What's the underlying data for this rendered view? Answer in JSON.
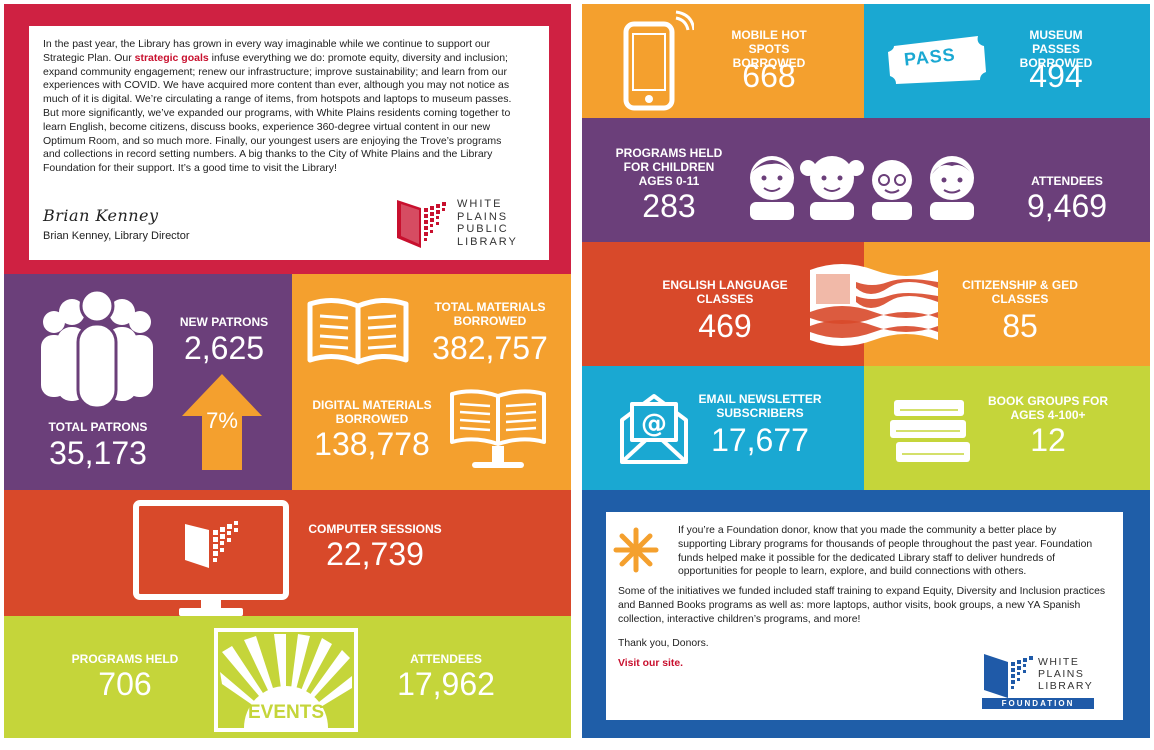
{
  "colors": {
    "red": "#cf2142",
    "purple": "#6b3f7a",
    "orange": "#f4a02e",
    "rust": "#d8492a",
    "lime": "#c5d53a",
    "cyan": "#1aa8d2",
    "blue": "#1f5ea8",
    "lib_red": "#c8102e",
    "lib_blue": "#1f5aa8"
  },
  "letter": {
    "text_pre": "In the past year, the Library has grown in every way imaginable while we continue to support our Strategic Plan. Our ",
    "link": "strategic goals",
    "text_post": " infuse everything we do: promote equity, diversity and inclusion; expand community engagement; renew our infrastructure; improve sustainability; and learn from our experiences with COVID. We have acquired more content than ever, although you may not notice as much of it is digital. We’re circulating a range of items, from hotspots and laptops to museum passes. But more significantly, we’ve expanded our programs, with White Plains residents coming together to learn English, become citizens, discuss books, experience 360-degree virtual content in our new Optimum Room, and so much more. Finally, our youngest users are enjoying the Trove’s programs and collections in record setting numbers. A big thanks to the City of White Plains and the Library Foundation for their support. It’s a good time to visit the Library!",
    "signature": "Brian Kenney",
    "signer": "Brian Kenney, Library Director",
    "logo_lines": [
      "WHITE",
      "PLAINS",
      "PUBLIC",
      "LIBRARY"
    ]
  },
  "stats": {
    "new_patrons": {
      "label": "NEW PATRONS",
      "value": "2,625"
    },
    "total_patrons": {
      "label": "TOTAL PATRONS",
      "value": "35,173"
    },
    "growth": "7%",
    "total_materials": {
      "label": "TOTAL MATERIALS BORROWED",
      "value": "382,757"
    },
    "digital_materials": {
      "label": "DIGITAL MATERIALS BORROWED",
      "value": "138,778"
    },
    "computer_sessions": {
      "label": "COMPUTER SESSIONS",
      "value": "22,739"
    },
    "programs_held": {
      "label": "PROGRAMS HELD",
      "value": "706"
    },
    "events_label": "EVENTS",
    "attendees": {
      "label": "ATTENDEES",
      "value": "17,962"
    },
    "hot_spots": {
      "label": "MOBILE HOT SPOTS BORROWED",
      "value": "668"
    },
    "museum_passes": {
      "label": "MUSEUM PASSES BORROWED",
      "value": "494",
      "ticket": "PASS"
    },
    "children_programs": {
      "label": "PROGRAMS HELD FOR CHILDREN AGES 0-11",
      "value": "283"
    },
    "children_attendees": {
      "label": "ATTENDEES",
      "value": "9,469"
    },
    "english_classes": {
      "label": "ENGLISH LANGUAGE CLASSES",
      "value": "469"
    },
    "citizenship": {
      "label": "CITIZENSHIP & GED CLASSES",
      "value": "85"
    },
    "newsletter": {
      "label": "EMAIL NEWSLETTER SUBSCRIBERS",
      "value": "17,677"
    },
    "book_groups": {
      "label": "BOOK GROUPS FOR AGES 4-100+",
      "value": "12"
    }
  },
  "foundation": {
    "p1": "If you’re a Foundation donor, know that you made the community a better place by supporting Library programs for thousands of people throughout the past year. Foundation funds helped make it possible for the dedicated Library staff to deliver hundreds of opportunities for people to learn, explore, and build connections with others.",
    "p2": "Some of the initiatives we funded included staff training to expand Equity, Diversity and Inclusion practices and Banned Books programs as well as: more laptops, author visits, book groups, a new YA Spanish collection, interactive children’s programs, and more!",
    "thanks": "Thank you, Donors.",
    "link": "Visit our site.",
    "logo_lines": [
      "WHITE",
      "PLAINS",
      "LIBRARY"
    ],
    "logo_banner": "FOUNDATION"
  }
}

┄┄┄┄┄┄

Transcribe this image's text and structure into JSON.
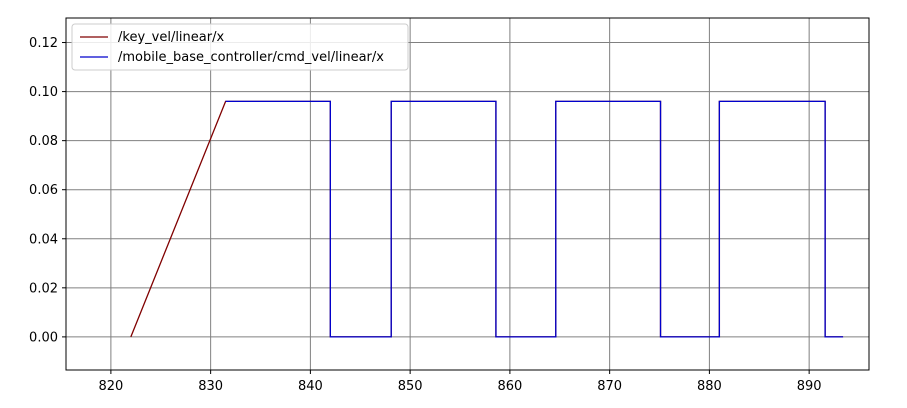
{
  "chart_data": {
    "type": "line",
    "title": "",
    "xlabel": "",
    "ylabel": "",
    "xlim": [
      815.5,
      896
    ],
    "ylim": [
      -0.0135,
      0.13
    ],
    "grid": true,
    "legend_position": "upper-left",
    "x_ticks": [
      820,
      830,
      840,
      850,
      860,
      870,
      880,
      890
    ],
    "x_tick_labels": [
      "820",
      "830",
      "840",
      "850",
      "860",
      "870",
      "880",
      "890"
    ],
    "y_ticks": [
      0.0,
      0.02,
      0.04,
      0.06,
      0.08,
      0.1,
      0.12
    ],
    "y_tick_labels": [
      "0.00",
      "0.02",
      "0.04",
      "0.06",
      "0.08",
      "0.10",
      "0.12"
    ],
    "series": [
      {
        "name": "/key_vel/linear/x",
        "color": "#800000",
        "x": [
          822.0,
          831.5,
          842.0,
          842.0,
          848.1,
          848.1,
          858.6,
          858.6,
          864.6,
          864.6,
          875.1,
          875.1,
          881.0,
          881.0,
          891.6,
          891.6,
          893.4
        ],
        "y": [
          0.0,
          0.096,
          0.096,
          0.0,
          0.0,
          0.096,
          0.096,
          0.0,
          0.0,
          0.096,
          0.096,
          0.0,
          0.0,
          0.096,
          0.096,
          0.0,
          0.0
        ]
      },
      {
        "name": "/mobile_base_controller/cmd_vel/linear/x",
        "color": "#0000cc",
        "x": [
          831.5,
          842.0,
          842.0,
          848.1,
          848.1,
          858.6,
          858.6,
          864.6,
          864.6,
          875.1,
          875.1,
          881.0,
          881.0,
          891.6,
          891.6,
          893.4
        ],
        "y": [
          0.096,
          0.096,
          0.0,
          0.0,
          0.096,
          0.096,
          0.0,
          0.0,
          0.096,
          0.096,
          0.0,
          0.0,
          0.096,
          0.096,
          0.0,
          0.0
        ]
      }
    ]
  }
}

┄┄┄┄┄┄

What is required: Check all the records above and select each line where the string "BORROWED" is found.

Task response:
      "label": "TOTAL MATERIALS BORROWED",
      "label": "DIGITAL MATERIALS BORROWED",
      "label": "MOBILE HOT SPOTS BORROWED",
      "label": "MUSEUM PASSES BORROWED",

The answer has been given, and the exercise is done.